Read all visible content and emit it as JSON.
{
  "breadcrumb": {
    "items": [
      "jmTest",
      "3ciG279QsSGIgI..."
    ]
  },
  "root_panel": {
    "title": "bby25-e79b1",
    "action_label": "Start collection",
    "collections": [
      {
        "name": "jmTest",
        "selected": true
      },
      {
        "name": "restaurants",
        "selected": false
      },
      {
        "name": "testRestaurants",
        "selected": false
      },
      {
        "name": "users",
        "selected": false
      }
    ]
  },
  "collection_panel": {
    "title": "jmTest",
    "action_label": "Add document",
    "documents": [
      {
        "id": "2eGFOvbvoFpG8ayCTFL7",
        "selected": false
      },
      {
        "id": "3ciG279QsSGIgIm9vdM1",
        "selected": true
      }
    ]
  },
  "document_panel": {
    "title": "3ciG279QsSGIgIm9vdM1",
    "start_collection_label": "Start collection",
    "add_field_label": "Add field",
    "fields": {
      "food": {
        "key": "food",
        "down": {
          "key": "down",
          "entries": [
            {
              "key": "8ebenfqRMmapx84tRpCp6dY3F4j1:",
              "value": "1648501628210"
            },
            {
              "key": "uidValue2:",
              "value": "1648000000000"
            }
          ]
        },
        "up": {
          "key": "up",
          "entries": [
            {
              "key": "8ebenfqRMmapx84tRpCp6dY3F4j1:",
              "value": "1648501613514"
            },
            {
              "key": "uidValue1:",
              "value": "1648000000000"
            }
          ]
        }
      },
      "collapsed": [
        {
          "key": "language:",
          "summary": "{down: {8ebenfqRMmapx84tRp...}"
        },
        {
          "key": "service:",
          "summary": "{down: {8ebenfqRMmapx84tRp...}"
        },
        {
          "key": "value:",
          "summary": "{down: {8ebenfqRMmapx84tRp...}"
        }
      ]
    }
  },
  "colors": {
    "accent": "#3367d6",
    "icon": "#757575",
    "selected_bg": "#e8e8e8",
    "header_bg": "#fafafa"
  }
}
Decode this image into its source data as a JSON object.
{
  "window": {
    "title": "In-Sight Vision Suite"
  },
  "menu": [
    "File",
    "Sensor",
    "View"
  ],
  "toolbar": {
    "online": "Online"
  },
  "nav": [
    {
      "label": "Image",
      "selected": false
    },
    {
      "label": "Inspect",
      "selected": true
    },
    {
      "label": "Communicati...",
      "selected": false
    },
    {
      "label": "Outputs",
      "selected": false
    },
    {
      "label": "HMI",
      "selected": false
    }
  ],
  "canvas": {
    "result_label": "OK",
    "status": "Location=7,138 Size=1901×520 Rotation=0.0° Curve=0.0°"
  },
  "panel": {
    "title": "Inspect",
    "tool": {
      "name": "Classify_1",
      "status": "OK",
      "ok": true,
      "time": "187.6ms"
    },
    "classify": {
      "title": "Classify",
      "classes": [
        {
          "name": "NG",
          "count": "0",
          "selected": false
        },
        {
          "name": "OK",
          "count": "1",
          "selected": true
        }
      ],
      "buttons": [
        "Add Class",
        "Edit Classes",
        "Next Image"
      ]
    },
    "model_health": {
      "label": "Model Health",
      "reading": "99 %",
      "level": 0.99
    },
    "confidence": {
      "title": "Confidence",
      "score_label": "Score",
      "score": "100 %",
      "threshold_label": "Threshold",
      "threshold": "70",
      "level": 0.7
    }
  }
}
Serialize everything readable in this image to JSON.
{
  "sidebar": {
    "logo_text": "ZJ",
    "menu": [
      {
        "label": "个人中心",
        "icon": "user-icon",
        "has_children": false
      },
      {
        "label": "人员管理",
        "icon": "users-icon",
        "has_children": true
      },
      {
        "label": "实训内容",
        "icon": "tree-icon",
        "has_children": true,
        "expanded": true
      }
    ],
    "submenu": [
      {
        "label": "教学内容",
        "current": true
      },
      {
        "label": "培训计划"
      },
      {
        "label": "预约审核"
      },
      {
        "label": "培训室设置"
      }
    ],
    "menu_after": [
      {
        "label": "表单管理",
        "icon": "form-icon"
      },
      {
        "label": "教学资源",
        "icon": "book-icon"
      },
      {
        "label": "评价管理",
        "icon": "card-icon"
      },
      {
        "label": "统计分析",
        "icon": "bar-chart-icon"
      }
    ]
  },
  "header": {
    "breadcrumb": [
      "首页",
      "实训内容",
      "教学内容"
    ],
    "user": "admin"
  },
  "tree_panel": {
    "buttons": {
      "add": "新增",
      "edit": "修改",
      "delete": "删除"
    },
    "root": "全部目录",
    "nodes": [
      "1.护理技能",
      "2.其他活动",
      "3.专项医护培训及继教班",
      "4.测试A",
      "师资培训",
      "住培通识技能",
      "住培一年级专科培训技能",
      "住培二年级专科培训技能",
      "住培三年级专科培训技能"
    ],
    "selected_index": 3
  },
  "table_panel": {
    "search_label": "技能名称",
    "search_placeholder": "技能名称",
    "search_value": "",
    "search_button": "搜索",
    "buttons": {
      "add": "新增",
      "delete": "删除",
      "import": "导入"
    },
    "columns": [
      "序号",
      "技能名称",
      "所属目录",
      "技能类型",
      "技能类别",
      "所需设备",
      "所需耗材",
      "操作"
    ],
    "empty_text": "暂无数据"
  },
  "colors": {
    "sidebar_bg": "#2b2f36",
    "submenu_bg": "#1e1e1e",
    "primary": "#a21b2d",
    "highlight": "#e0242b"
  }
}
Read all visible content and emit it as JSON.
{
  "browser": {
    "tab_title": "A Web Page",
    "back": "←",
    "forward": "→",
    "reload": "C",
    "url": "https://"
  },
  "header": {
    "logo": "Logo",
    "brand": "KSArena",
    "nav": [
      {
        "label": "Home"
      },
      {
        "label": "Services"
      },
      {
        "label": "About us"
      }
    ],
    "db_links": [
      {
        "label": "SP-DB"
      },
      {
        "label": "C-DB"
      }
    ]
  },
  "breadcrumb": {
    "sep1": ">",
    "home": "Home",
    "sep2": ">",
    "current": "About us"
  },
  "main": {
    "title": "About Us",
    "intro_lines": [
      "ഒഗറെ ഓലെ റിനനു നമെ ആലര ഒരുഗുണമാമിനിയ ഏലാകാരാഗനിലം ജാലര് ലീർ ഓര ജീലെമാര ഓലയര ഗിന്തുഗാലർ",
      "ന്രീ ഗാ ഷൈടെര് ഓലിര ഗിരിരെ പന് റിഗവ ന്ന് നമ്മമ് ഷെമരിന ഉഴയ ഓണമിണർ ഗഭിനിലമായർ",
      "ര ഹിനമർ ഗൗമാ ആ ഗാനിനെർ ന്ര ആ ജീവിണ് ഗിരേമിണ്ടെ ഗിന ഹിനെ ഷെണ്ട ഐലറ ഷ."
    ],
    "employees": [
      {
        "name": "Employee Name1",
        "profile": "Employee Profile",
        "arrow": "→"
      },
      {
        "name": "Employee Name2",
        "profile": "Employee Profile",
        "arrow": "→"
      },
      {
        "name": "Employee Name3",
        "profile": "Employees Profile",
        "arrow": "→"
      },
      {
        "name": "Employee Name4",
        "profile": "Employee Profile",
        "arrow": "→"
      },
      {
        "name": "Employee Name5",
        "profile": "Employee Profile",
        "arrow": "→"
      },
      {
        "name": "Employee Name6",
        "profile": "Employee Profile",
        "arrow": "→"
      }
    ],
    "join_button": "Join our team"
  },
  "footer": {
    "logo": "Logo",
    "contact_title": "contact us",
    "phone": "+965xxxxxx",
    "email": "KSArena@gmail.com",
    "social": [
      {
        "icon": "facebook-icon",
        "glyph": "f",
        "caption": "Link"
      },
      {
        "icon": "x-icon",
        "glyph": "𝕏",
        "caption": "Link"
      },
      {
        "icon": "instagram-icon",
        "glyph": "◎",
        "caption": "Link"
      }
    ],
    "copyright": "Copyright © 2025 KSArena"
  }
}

########################################

== DIRECTIONS FOR THIS TASK ==
Set down every record above exactly as given.

== ANSWER TO THIS TASK ==
Read all visible content and emit it as JSON.
{
  "breadcrumb": {
    "items": [
      "jmTest",
      "3ciG279QsSGIgI..."
    ]
  },
  "root_panel": {
    "title": "bby25-e79b1",
    "action_label": "Start collection",
    "collections": [
      {
        "name": "jmTest",
        "selected": true
      },
      {
        "name": "restaurants",
        "selected": false
      },
      {
        "name": "testRestaurants",
        "selected": false
      },
      {
        "name": "users",
        "selected": false
      }
    ]
  },
  "collection_panel": {
    "title": "jmTest",
    "action_label": "Add document",
    "documents": [
      {
        "id": "2eGFOvbvoFpG8ayCTFL7",
        "selected": false
      },
      {
        "id": "3ciG279QsSGIgIm9vdM1",
        "selected": true
      }
    ]
  },
  "document_panel": {
    "title": "3ciG279QsSGIgIm9vdM1",
    "start_collection_label": "Start collection",
    "add_field_label": "Add field",
    "fields": {
      "food": {
        "key": "food",
        "down": {
          "key": "down",
          "entries": [
            {
              "key": "8ebenfqRMmapx84tRpCp6dY3F4j1:",
              "value": "1648501628210"
            },
            {
              "key": "uidValue2:",
              "value": "1648000000000"
            }
          ]
        },
        "up": {
          "key": "up",
          "entries": [
            {
              "key": "8ebenfqRMmapx84tRpCp6dY3F4j1:",
              "value": "1648501613514"
            },
            {
              "key": "uidValue1:",
              "value": "1648000000000"
            }
          ]
        }
      },
      "collapsed": [
        {
          "key": "language:",
          "summary": "{down: {8ebenfqRMmapx84tRp...}"
        },
        {
          "key": "service:",
          "summary": "{down: {8ebenfqRMmapx84tRp...}"
        },
        {
          "key": "value:",
          "summary": "{down: {8ebenfqRMmapx84tRp...}"
        }
      ]
    }
  },
  "colors": {
    "accent": "#3367d6",
    "icon": "#757575",
    "selected_bg": "#e8e8e8",
    "header_bg": "#fafafa"
  }
}
Decode this image into its source data as a JSON object.
{
  "window": {
    "title": "In-Sight Vision Suite"
  },
  "menu": [
    "File",
    "Sensor",
    "View"
  ],
  "toolbar": {
    "online": "Online"
  },
  "nav": [
    {
      "label": "Image",
      "selected": false
    },
    {
      "label": "Inspect",
      "selected": true
    },
    {
      "label": "Communicati...",
      "selected": false
    },
    {
      "label": "Outputs",
      "selected": false
    },
    {
      "label": "HMI",
      "selected": false
    }
  ],
  "canvas": {
    "result_label": "OK",
    "status": "Location=7,138 Size=1901×520 Rotation=0.0° Curve=0.0°"
  },
  "panel": {
    "title": "Inspect",
    "tool": {
      "name": "Classify_1",
      "status": "OK",
      "ok": true,
      "time": "187.6ms"
    },
    "classify": {
      "title": "Classify",
      "classes": [
        {
          "name": "NG",
          "count": "0",
          "selected": false
        },
        {
          "name": "OK",
          "count": "1",
          "selected": true
        }
      ],
      "buttons": [
        "Add Class",
        "Edit Classes",
        "Next Image"
      ]
    },
    "model_health": {
      "label": "Model Health",
      "reading": "99 %",
      "level": 0.99
    },
    "confidence": {
      "title": "Confidence",
      "score_label": "Score",
      "score": "100 %",
      "threshold_label": "Threshold",
      "threshold": "70",
      "level": 0.7
    }
  }
}
Serialize everything readable in this image to JSON.
{
  "sidebar": {
    "logo_text": "ZJ",
    "menu": [
      {
        "label": "个人中心",
        "icon": "user-icon",
        "has_children": false
      },
      {
        "label": "人员管理",
        "icon": "users-icon",
        "has_children": true
      },
      {
        "label": "实训内容",
        "icon": "tree-icon",
        "has_children": true,
        "expanded": true
      }
    ],
    "submenu": [
      {
        "label": "教学内容",
        "current": true
      },
      {
        "label": "培训计划"
      },
      {
        "label": "预约审核"
      },
      {
        "label": "培训室设置"
      }
    ],
    "menu_after": [
      {
        "label": "表单管理",
        "icon": "form-icon"
      },
      {
        "label": "教学资源",
        "icon": "book-icon"
      },
      {
        "label": "评价管理",
        "icon": "card-icon"
      },
      {
        "label": "统计分析",
        "icon": "bar-chart-icon"
      }
    ]
  },
  "header": {
    "breadcrumb": [
      "首页",
      "实训内容",
      "教学内容"
    ],
    "user": "admin"
  },
  "tree_panel": {
    "buttons": {
      "add": "新增",
      "edit": "修改",
      "delete": "删除"
    },
    "root": "全部目录",
    "nodes": [
      "1.护理技能",
      "2.其他活动",
      "3.专项医护培训及继教班",
      "4.测试A",
      "师资培训",
      "住培通识技能",
      "住培一年级专科培训技能",
      "住培二年级专科培训技能",
      "住培三年级专科培训技能"
    ],
    "selected_index": 3
  },
  "table_panel": {
    "search_label": "技能名称",
    "search_placeholder": "技能名称",
    "search_value": "",
    "search_button": "搜索",
    "buttons": {
      "add": "新增",
      "delete": "删除",
      "import": "导入"
    },
    "columns": [
      "序号",
      "技能名称",
      "所属目录",
      "技能类型",
      "技能类别",
      "所需设备",
      "所需耗材",
      "操作"
    ],
    "empty_text": "暂无数据"
  },
  "colors": {
    "sidebar_bg": "#2b2f36",
    "submenu_bg": "#1e1e1e",
    "primary": "#a21b2d",
    "highlight": "#e0242b"
  }
}
Read all visible content and emit it as JSON.
{
  "browser": {
    "tab_title": "A Web Page",
    "back": "←",
    "forward": "→",
    "reload": "C",
    "url": "https://"
  },
  "header": {
    "logo": "Logo",
    "brand": "KSArena",
    "nav": [
      {
        "label": "Home"
      },
      {
        "label": "Services"
      },
      {
        "label": "About us"
      }
    ],
    "db_links": [
      {
        "label": "SP-DB"
      },
      {
        "label": "C-DB"
      }
    ]
  },
  "breadcrumb": {
    "sep1": ">",
    "home": "Home",
    "sep2": ">",
    "current": "About us"
  },
  "main": {
    "title": "About Us",
    "intro_lines": [
      "ഒഗറെ ഓലെ റിനനു നമെ ആലര ഒരുഗുണമാമിനിയ ഏലാകാരാഗനിലം ജാലര് ലീർ ഓര ജീലെമാര ഓലയര ഗിന്തുഗാലർ",
      "ന്രീ ഗാ ഷൈടെര് ഓലിര ഗിരിരെ പന് റിഗവ ന്ന് നമ്മമ് ഷെമരിന ഉഴയ ഓണമിണർ ഗഭിനിലമായർ",
      "ര ഹിനമർ ഗൗമാ ആ ഗാനിനെർ ന്ര ആ ജീവിണ് ഗിരേമിണ്ടെ ഗിന ഹിനെ ഷെണ്ട ഐലറ ഷ."
    ],
    "employees": [
      {
        "name": "Employee Name1",
        "profile": "Employee Profile",
        "arrow": "→"
      },
      {
        "name": "Employee Name2",
        "profile": "Employee Profile",
        "arrow": "→"
      },
      {
        "name": "Employee Name3",
        "profile": "Employees Profile",
        "arrow": "→"
      },
      {
        "name": "Employee Name4",
        "profile": "Employee Profile",
        "arrow": "→"
      },
      {
        "name": "Employee Name5",
        "profile": "Employee Profile",
        "arrow": "→"
      },
      {
        "name": "Employee Name6",
        "profile": "Employee Profile",
        "arrow": "→"
      }
    ],
    "join_button": "Join our team"
  },
  "footer": {
    "logo": "Logo",
    "contact_title": "contact us",
    "phone": "+965xxxxxx",
    "email": "KSArena@gmail.com",
    "social": [
      {
        "icon": "facebook-icon",
        "glyph": "f",
        "caption": "Link"
      },
      {
        "icon": "x-icon",
        "glyph": "𝕏",
        "caption": "Link"
      },
      {
        "icon": "instagram-icon",
        "glyph": "◎",
        "caption": "Link"
      }
    ],
    "copyright": "Copyright © 2025 KSArena"
  }
}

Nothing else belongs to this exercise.